=== Your task ===
Repeat the items below, from their first line through the line holding "FancyBboxPatch shape [11, 66, 252, 90]", inclusive, keeping every character unchanged.

=== Available records ===
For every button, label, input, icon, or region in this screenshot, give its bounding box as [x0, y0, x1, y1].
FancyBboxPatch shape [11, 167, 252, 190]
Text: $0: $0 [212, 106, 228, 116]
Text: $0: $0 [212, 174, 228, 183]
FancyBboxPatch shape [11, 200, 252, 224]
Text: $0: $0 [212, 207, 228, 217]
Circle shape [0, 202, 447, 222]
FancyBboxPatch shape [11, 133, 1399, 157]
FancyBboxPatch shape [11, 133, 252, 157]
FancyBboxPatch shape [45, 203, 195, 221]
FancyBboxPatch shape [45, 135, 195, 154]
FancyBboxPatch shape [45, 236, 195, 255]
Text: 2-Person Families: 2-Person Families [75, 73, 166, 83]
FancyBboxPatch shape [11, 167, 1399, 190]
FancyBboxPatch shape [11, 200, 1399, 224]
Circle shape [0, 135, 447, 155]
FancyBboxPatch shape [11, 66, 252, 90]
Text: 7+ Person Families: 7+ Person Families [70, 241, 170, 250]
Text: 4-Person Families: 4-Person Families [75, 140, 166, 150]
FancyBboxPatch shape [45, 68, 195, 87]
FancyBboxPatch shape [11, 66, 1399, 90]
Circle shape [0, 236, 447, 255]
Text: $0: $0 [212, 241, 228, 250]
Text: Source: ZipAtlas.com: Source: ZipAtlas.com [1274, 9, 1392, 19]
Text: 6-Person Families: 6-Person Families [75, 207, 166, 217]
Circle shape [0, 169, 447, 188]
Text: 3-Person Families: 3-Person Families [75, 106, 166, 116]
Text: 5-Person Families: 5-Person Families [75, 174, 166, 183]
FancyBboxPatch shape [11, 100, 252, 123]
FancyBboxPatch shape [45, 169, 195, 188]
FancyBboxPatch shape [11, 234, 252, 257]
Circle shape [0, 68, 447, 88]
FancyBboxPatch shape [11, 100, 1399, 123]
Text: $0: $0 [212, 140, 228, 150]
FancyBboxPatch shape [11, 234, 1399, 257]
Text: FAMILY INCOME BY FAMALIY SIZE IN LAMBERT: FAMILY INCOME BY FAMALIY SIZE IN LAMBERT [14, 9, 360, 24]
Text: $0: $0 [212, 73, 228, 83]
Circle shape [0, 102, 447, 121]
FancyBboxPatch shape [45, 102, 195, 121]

=== Solution to this problem ===
For every button, label, input, icon, or region in this screenshot, give its bounding box as [x0, y0, x1, y1].
FancyBboxPatch shape [11, 167, 252, 190]
Text: $0: $0 [212, 106, 228, 116]
Text: $0: $0 [212, 174, 228, 183]
FancyBboxPatch shape [11, 200, 252, 224]
Text: $0: $0 [212, 207, 228, 217]
Circle shape [0, 202, 447, 222]
FancyBboxPatch shape [11, 133, 1399, 157]
FancyBboxPatch shape [11, 133, 252, 157]
FancyBboxPatch shape [45, 203, 195, 221]
FancyBboxPatch shape [45, 135, 195, 154]
FancyBboxPatch shape [45, 236, 195, 255]
Text: 2-Person Families: 2-Person Families [75, 73, 166, 83]
FancyBboxPatch shape [11, 167, 1399, 190]
FancyBboxPatch shape [11, 200, 1399, 224]
Circle shape [0, 135, 447, 155]
FancyBboxPatch shape [11, 66, 252, 90]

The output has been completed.